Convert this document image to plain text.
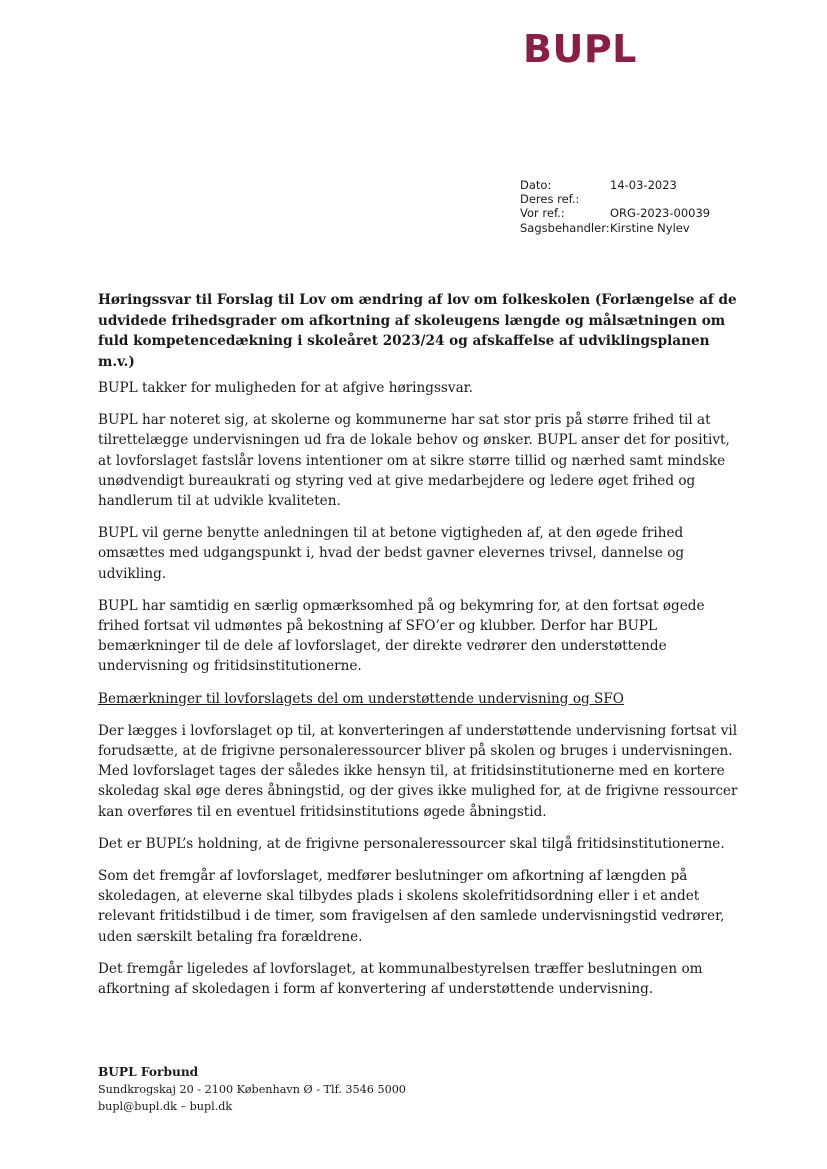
BUPL
Dato:	14-03-2023
Deres ref.:
Vor ref.:	ORG-2023-00039
Sagsbehandler: Kirstine Nylev
Høringssvar til Forslag til Lov om ændring af lov om folkeskolen (Forlængelse af de udvidede frihedsgrader om afkortning af skoleugens længde og målsætningen om fuld kompetencedækning i skoleåret 2023/24 og afskaffelse af udviklingsplanen m.v.)

BUPL takker for muligheden for at afgive høringssvar.

BUPL har noteret sig, at skolerne og kommunerne har sat stor pris på større frihed til at tilrettelægge undervisningen ud fra de lokale behov og ønsker. BUPL anser det for positivt, at lovforslaget fastslår lovens intentioner om at sikre større tillid og nærhed samt mindske unødvendigt bureaukrati og styring ved at give medarbejdere og ledere øget frihed og handlerum til at udvikle kvaliteten.

BUPL vil gerne benytte anledningen til at betone vigtigheden af, at den øgede frihed omsættes med udgangspunkt i, hvad der bedst gavner elevernes trivsel, dannelse og udvikling.

BUPL har samtidig en særlig opmærksomhed på og bekymring for, at den fortsat øgede frihed fortsat vil udmøntes på bekostning af SFO’er og klubber. Derfor har BUPL bemærkninger til de dele af lovforslaget, der direkte vedrører den understøttende undervisning og fritidsinstitutionerne.

Bemærkninger til lovforslagets del om understøttende undervisning og SFO

Der lægges i lovforslaget op til, at konverteringen af understøttende undervisning fortsat vil forudsætte, at de frigivne personaleressourcer bliver på skolen og bruges i undervisningen. Med lovforslaget tages der således ikke hensyn til, at fritidsinstitutionerne med en kortere skoledag skal øge deres åbningstid, og der gives ikke mulighed for, at de frigivne ressourcer kan overføres til en eventuel fritidsinstitutions øgede åbningstid.

Det er BUPL’s holdning, at de frigivne personaleressourcer skal tilgå fritidsinstitutionerne.

Som det fremgår af lovforslaget, medfører beslutninger om afkortning af længden på skoledagen, at eleverne skal tilbydes plads i skolens skolefritidsordning eller i et andet relevant fritidstilbud i de timer, som fravigelsen af den samlede undervisningstid vedrører, uden særskilt betaling fra forældrene.

Det fremgår ligeledes af lovforslaget, at kommunalbestyrelsen træffer beslutningen om afkortning af skoledagen i form af konvertering af understøttende undervisning.

BUPL Forbund
Sundkrogskaj 20 - 2100 København Ø - Tlf. 3546 5000
bupl@bupl.dk – bupl.dk
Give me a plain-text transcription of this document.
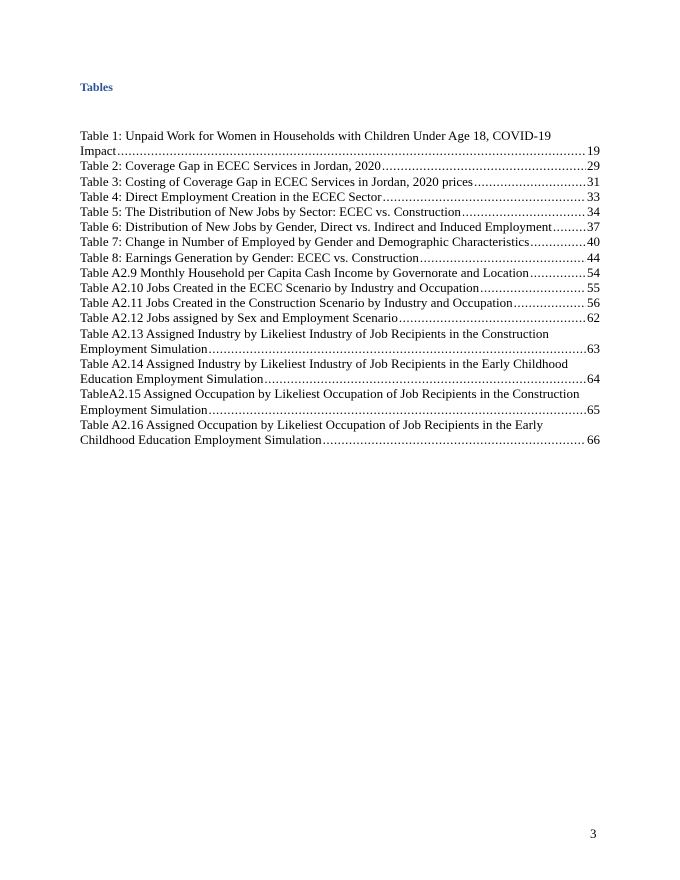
Tables
Table 1: Unpaid Work for Women in Households with Children Under Age 18, COVID-19
Impact .....	19
Table 2: Coverage Gap in ECEC Services in Jordan, 2020 .....	29
Table 3: Costing of Coverage Gap in ECEC Services in Jordan, 2020 prices .....	31
Table 4: Direct Employment Creation in the ECEC Sector .....	33
Table 5: The Distribution of New Jobs by Sector: ECEC vs. Construction .....	34
Table 6: Distribution of New Jobs by Gender, Direct vs. Indirect and Induced Employment .....	37
Table 7: Change in Number of Employed by Gender and Demographic Characteristics .....	40
Table 8: Earnings Generation by Gender: ECEC vs. Construction .....	44
Table A2.9 Monthly Household per Capita Cash Income by Governorate and Location .....	54
Table A2.10 Jobs Created in the ECEC Scenario by Industry and Occupation .....	55
Table A2.11 Jobs Created in the Construction Scenario by Industry and Occupation .....	56
Table A2.12 Jobs assigned by Sex and Employment Scenario .....	62
Table A2.13 Assigned Industry by Likeliest Industry of Job Recipients in the Construction
Employment Simulation .....	63
Table A2.14 Assigned Industry by Likeliest Industry of Job Recipients in the Early Childhood
Education Employment Simulation .....	64
TableA2.15 Assigned Occupation by Likeliest Occupation of Job Recipients in the Construction
Employment Simulation .....	65
Table A2.16 Assigned Occupation by Likeliest Occupation of Job Recipients in the Early
Childhood Education Employment Simulation .....	66
3
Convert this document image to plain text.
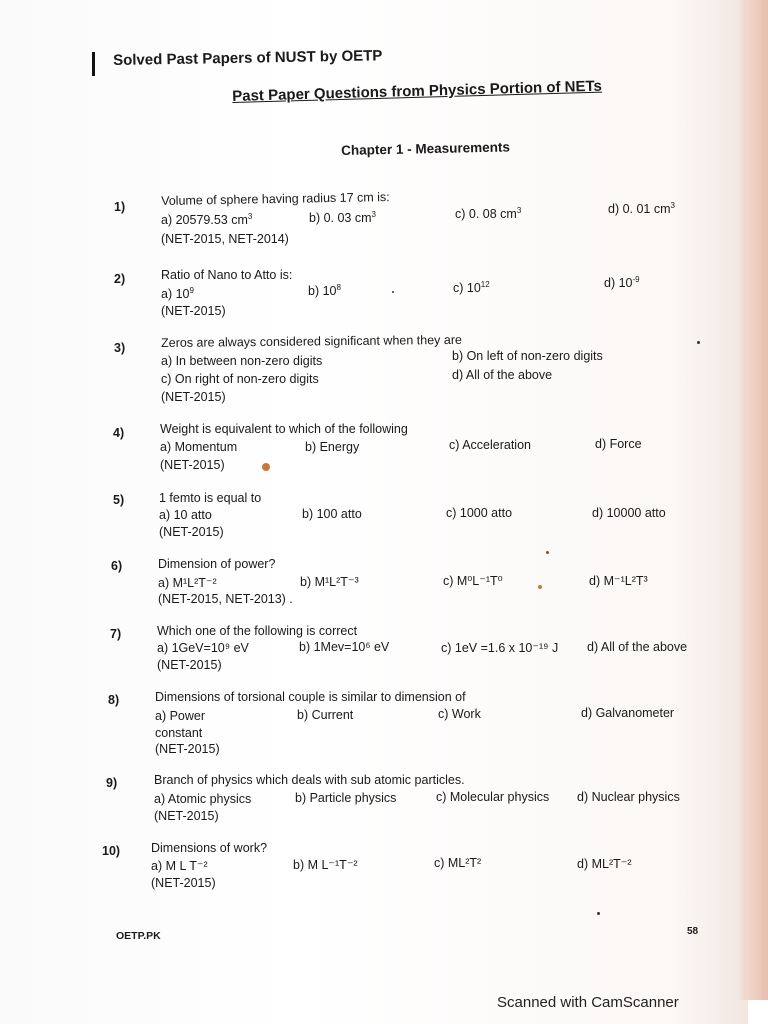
Solved Past Papers of NUST by OETP
Past Paper Questions from Physics Portion of NETs
Chapter 1 - Measurements
1)	Volume of sphere having radius 17 cm is:
a) 20579.53 $cm^3$	b) 0. 03 $cm^3$	c) 0. 08 $cm^3$	d) 0. 01 $cm^3$
(NET-2015, NET-2014)
2)	Ratio of Nano to Atto is:
a) $10^9$	b) $10^8$	c) $10^{12}$	d) $10^{-9}$
(NET-2015)
3)	Zeros are always considered significant when they are
a) In between non-zero digits	b) On left of non-zero digits
c) On right of non-zero digits	d) All of the above
(NET-2015)
4)	Weight is equivalent to which of the following
a) Momentum	b) Energy	c) Acceleration	d) Force
(NET-2015)
5)	1 femto is equal to
a) 10 atto	b) 100 atto	c) 1000 atto	d) 10000 atto
(NET-2015)
6)	Dimension of power?
a) M¹L²T⁻²	b) M¹L²T⁻³	c) M⁰L⁻¹T⁰	d) M⁻¹L²T³
(NET-2015, NET-2013) .
7)	Which one of the following is correct
a) 1GeV=10⁹ eV	b) 1Mev=10⁶ eV	c) 1eV =1.6 x 10⁻¹⁹ J d) All of the above
(NET-2015)
8)	Dimensions of torsional couple is similar to dimension of
a) Power
constant
b) Current	c) Work	d) Galvanometer
(NET-2015)
9)	Branch of physics which deals with sub atomic particles.
a) Atomic physics	b) Particle physics	c) Molecular physics d) Nuclear physics
(NET-2015)
10) Dimensions of work?
a) M L T⁻²	b) M L⁻¹T⁻²	c) ML²T²	d) ML²T⁻²
(NET-2015)
OETP.PK	58
Scanned with CamScanner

→ **Task to carry out**: Go through the entries above and output them exactly, without pictures.

→ **The reply**:
Convert this document image to plain text.
BUPL
Dato:	14-03-2023
Deres ref.:
Vor ref.:	ORG-2023-00039
Sagsbehandler: Kirstine Nylev
Høringssvar til Forslag til Lov om ændring af lov om folkeskolen (Forlængelse af de udvidede frihedsgrader om afkortning af skoleugens længde og målsætningen om fuld kompetencedækning i skoleåret 2023/24 og afskaffelse af udviklingsplanen m.v.)

BUPL takker for muligheden for at afgive høringssvar.

BUPL har noteret sig, at skolerne og kommunerne har sat stor pris på større frihed til at tilrettelægge undervisningen ud fra de lokale behov og ønsker. BUPL anser det for positivt, at lovforslaget fastslår lovens intentioner om at sikre større tillid og nærhed samt mindske unødvendigt bureaukrati og styring ved at give medarbejdere og ledere øget frihed og handlerum til at udvikle kvaliteten.

BUPL vil gerne benytte anledningen til at betone vigtigheden af, at den øgede frihed omsættes med udgangspunkt i, hvad der bedst gavner elevernes trivsel, dannelse og udvikling.

BUPL har samtidig en særlig opmærksomhed på og bekymring for, at den fortsat øgede frihed fortsat vil udmøntes på bekostning af SFO’er og klubber. Derfor har BUPL bemærkninger til de dele af lovforslaget, der direkte vedrører den understøttende undervisning og fritidsinstitutionerne.

Bemærkninger til lovforslagets del om understøttende undervisning og SFO

Der lægges i lovforslaget op til, at konverteringen af understøttende undervisning fortsat vil forudsætte, at de frigivne personaleressourcer bliver på skolen og bruges i undervisningen. Med lovforslaget tages der således ikke hensyn til, at fritidsinstitutionerne med en kortere skoledag skal øge deres åbningstid, og der gives ikke mulighed for, at de frigivne ressourcer kan overføres til en eventuel fritidsinstitutions øgede åbningstid.

Det er BUPL’s holdning, at de frigivne personaleressourcer skal tilgå fritidsinstitutionerne.

Som det fremgår af lovforslaget, medfører beslutninger om afkortning af længden på skoledagen, at eleverne skal tilbydes plads i skolens skolefritidsordning eller i et andet relevant fritidstilbud i de timer, som fravigelsen af den samlede undervisningstid vedrører, uden særskilt betaling fra forældrene.

Det fremgår ligeledes af lovforslaget, at kommunalbestyrelsen træffer beslutningen om afkortning af skoledagen i form af konvertering af understøttende undervisning.

BUPL Forbund
Sundkrogskaj 20 - 2100 København Ø - Tlf. 3546 5000
bupl@bupl.dk – bupl.dk
Give me a plain-text transcription of this document.
Tables
Table 1: Unpaid Work for Women in Households with Children Under Age 18, COVID-19
Impact .....	19
Table 2: Coverage Gap in ECEC Services in Jordan, 2020 .....	29
Table 3: Costing of Coverage Gap in ECEC Services in Jordan, 2020 prices .....	31
Table 4: Direct Employment Creation in the ECEC Sector .....	33
Table 5: The Distribution of New Jobs by Sector: ECEC vs. Construction .....	34
Table 6: Distribution of New Jobs by Gender, Direct vs. Indirect and Induced Employment .....	37
Table 7: Change in Number of Employed by Gender and Demographic Characteristics .....	40
Table 8: Earnings Generation by Gender: ECEC vs. Construction .....	44
Table A2.9 Monthly Household per Capita Cash Income by Governorate and Location .....	54
Table A2.10 Jobs Created in the ECEC Scenario by Industry and Occupation .....	55
Table A2.11 Jobs Created in the Construction Scenario by Industry and Occupation .....	56
Table A2.12 Jobs assigned by Sex and Employment Scenario .....	62
Table A2.13 Assigned Industry by Likeliest Industry of Job Recipients in the Construction
Employment Simulation .....	63
Table A2.14 Assigned Industry by Likeliest Industry of Job Recipients in the Early Childhood
Education Employment Simulation .....	64
TableA2.15 Assigned Occupation by Likeliest Occupation of Job Recipients in the Construction
Employment Simulation .....	65
Table A2.16 Assigned Occupation by Likeliest Occupation of Job Recipients in the Early
Childhood Education Employment Simulation .....	66
3
Convert this document image to plain text.
Solved Past Papers of NUST by OETP
Past Paper Questions from Physics Portion of NETs
Chapter 1 - Measurements
1)	Volume of sphere having radius 17 cm is:
a) 20579.53 $cm^3$	b) 0. 03 $cm^3$	c) 0. 08 $cm^3$	d) 0. 01 $cm^3$
(NET-2015, NET-2014)
2)	Ratio of Nano to Atto is:
a) $10^9$	b) $10^8$	c) $10^{12}$	d) $10^{-9}$
(NET-2015)
3)	Zeros are always considered significant when they are
a) In between non-zero digits	b) On left of non-zero digits
c) On right of non-zero digits	d) All of the above
(NET-2015)
4)	Weight is equivalent to which of the following
a) Momentum	b) Energy	c) Acceleration	d) Force
(NET-2015)
5)	1 femto is equal to
a) 10 atto	b) 100 atto	c) 1000 atto	d) 10000 atto
(NET-2015)
6)	Dimension of power?
a) M¹L²T⁻²	b) M¹L²T⁻³	c) M⁰L⁻¹T⁰	d) M⁻¹L²T³
(NET-2015, NET-2013) .
7)	Which one of the following is correct
a) 1GeV=10⁹ eV	b) 1Mev=10⁶ eV	c) 1eV =1.6 x 10⁻¹⁹ J d) All of the above
(NET-2015)
8)	Dimensions of torsional couple is similar to dimension of
a) Power
constant
b) Current	c) Work	d) Galvanometer
(NET-2015)
9)	Branch of physics which deals with sub atomic particles.
a) Atomic physics	b) Particle physics	c) Molecular physics d) Nuclear physics
(NET-2015)
10) Dimensions of work?
a) M L T⁻²	b) M L⁻¹T⁻²	c) ML²T²	d) ML²T⁻²
(NET-2015)
OETP.PK	58
Scanned with CamScanner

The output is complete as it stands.